# START OF DATA SUPPLIED

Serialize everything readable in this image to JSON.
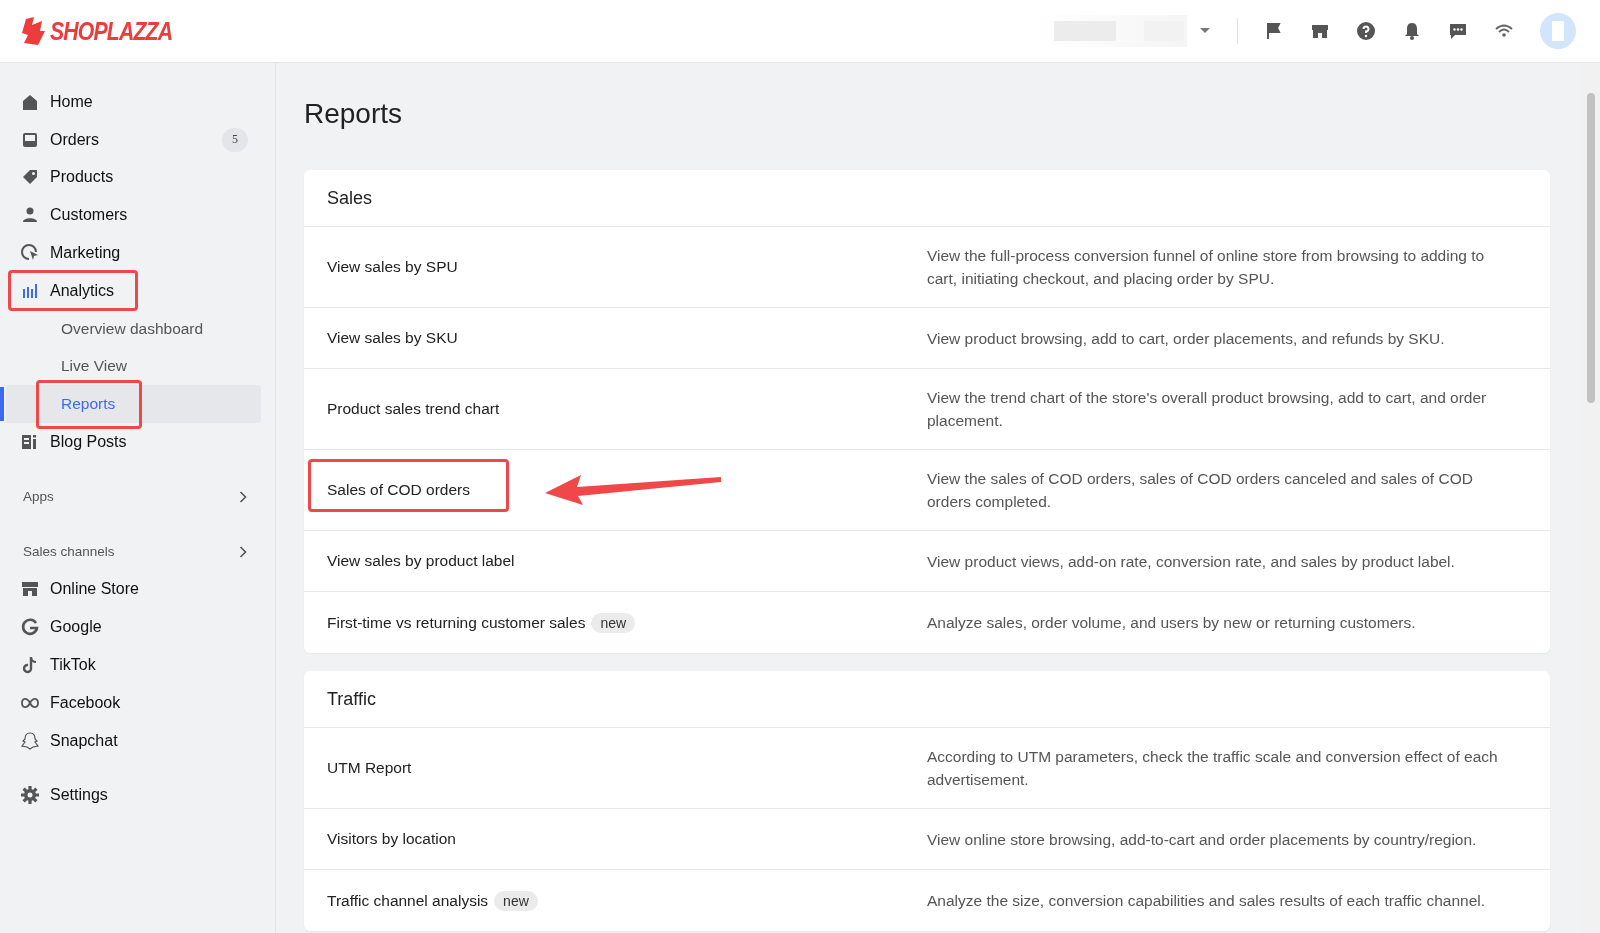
{
  "logo": {
    "text": "SHOPLAZZA"
  },
  "sidebar": {
    "items": [
      {
        "kind": "item",
        "label": "Home",
        "active": false,
        "annotated": false
      },
      {
        "kind": "item",
        "label": "Orders",
        "badge": "5",
        "active": false,
        "annotated": false
      },
      {
        "kind": "item",
        "label": "Products",
        "active": false,
        "annotated": false
      },
      {
        "kind": "item",
        "label": "Customers",
        "active": false,
        "annotated": false
      },
      {
        "kind": "item",
        "label": "Marketing",
        "active": false,
        "annotated": false
      },
      {
        "kind": "item",
        "label": "Analytics",
        "active": true,
        "annotated": true
      },
      {
        "kind": "sub",
        "label": "Overview dashboard",
        "selected": false,
        "annotated": false
      },
      {
        "kind": "sub",
        "label": "Live View",
        "selected": false,
        "annotated": false
      },
      {
        "kind": "sub",
        "label": "Reports",
        "selected": true,
        "annotated": true
      },
      {
        "kind": "item",
        "label": "Blog Posts",
        "active": false,
        "annotated": false
      },
      {
        "kind": "section",
        "label": "Apps"
      },
      {
        "kind": "section",
        "label": "Sales channels"
      },
      {
        "kind": "item",
        "label": "Online Store",
        "active": false,
        "annotated": false
      },
      {
        "kind": "item",
        "label": "Google",
        "active": false,
        "annotated": false
      },
      {
        "kind": "item",
        "label": "TikTok",
        "active": false,
        "annotated": false
      },
      {
        "kind": "item",
        "label": "Facebook",
        "active": false,
        "annotated": false
      },
      {
        "kind": "item",
        "label": "Snapchat",
        "active": false,
        "annotated": false
      },
      {
        "kind": "gap"
      },
      {
        "kind": "item",
        "label": "Settings",
        "active": false,
        "annotated": false
      }
    ]
  },
  "page": {
    "title": "Reports"
  },
  "sections": [
    {
      "title": "Sales",
      "rows": [
        {
          "name": "View sales by SPU",
          "description": "View the full-process conversion funnel of online store from browsing to adding to cart, initiating checkout, and placing order by SPU.",
          "annotated": false
        },
        {
          "name": "View sales by SKU",
          "description": "View product browsing, add to cart, order placements, and refunds by SKU.",
          "annotated": false
        },
        {
          "name": "Product sales trend chart",
          "description": "View the trend chart of the store's overall product browsing, add to cart, and order placement.",
          "annotated": false
        },
        {
          "name": "Sales of COD orders",
          "description": "View the sales of COD orders, sales of COD orders canceled and sales of COD orders completed.",
          "annotated": true
        },
        {
          "name": "View sales by product label",
          "description": "View product views, add-on rate, conversion rate, and sales by product label.",
          "annotated": false
        },
        {
          "name": "First-time vs returning customer sales",
          "badge": "new",
          "description": "Analyze sales, order volume, and users by new or returning customers.",
          "annotated": false
        }
      ]
    },
    {
      "title": "Traffic",
      "rows": [
        {
          "name": "UTM Report",
          "description": "According to UTM parameters, check the traffic scale and conversion effect of each advertisement.",
          "annotated": false
        },
        {
          "name": "Visitors by location",
          "description": "View online store browsing, add-to-cart and order placements by country/region.",
          "annotated": false
        },
        {
          "name": "Traffic channel analysis",
          "badge": "new",
          "description": "Analyze the size, conversion capabilities and sales results of each traffic channel.",
          "annotated": false
        }
      ]
    }
  ]
}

# END OF DATA SUPPLIED

§ **EXERCISE OBJECTIVE**
Give solely the number of lines in the data that contain the string "trend".

§ **EXERCISE SOLUTION**
2